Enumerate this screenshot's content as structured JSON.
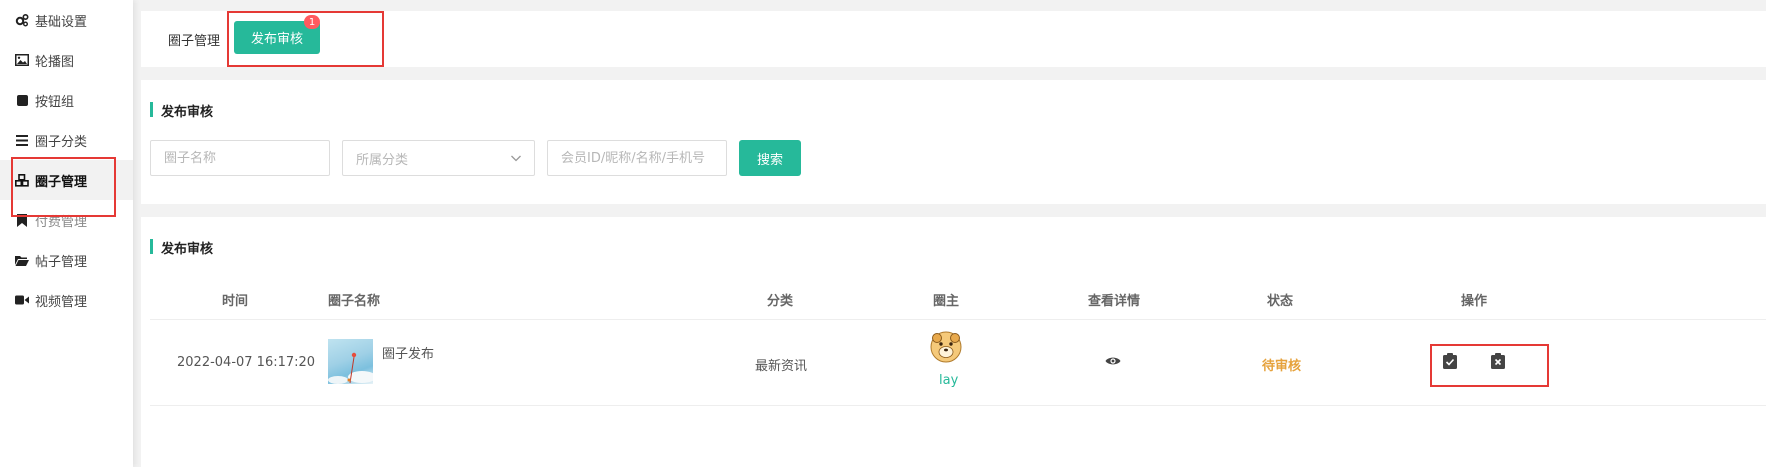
{
  "sidebar": {
    "items": [
      {
        "label": "基础设置",
        "icon": "gears-icon"
      },
      {
        "label": "轮播图",
        "icon": "image-icon"
      },
      {
        "label": "按钮组",
        "icon": "square-icon"
      },
      {
        "label": "圈子分类",
        "icon": "list-icon"
      },
      {
        "label": "圈子管理",
        "icon": "cubes-icon"
      },
      {
        "label": "付费管理",
        "icon": "bookmark-icon"
      },
      {
        "label": "帖子管理",
        "icon": "folder-open-icon"
      },
      {
        "label": "视频管理",
        "icon": "video-camera-icon"
      }
    ]
  },
  "tabs": {
    "items": [
      {
        "label": "圈子管理"
      },
      {
        "label": "发布审核",
        "badge": "1"
      }
    ]
  },
  "search": {
    "title": "发布审核",
    "name_placeholder": "圈子名称",
    "category_placeholder": "所属分类",
    "member_placeholder": "会员ID/昵称/名称/手机号",
    "button_label": "搜索"
  },
  "table": {
    "title": "发布审核",
    "headers": [
      "时间",
      "圈子名称",
      "分类",
      "圈主",
      "查看详情",
      "状态",
      "操作"
    ],
    "rows": [
      {
        "time": "2022-04-07 16:17:20",
        "name": "圈子发布",
        "category": "最新资讯",
        "owner": "lay",
        "status": "待审核"
      }
    ]
  },
  "colors": {
    "accent": "#26b99a",
    "badge": "#ff5a5f",
    "status_pending": "#e6a23c",
    "annotation": "#e53935"
  }
}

----------

**Directions**:
Restate the records word for word, omitting images.

**Task solution**:
Enumerate this screenshot's content as structured JSON.
{
  "sidebar": {
    "items": [
      {
        "label": "基础设置",
        "icon": "gears-icon"
      },
      {
        "label": "轮播图",
        "icon": "image-icon"
      },
      {
        "label": "按钮组",
        "icon": "square-icon"
      },
      {
        "label": "圈子分类",
        "icon": "list-icon"
      },
      {
        "label": "圈子管理",
        "icon": "cubes-icon"
      },
      {
        "label": "付费管理",
        "icon": "bookmark-icon"
      },
      {
        "label": "帖子管理",
        "icon": "folder-open-icon"
      },
      {
        "label": "视频管理",
        "icon": "video-camera-icon"
      }
    ]
  },
  "tabs": {
    "items": [
      {
        "label": "圈子管理"
      },
      {
        "label": "发布审核",
        "badge": "1"
      }
    ]
  },
  "search": {
    "title": "发布审核",
    "name_placeholder": "圈子名称",
    "category_placeholder": "所属分类",
    "member_placeholder": "会员ID/昵称/名称/手机号",
    "button_label": "搜索"
  },
  "table": {
    "title": "发布审核",
    "headers": [
      "时间",
      "圈子名称",
      "分类",
      "圈主",
      "查看详情",
      "状态",
      "操作"
    ],
    "rows": [
      {
        "time": "2022-04-07 16:17:20",
        "name": "圈子发布",
        "category": "最新资讯",
        "owner": "lay",
        "status": "待审核"
      }
    ]
  },
  "colors": {
    "accent": "#26b99a",
    "badge": "#ff5a5f",
    "status_pending": "#e6a23c",
    "annotation": "#e53935"
  }
}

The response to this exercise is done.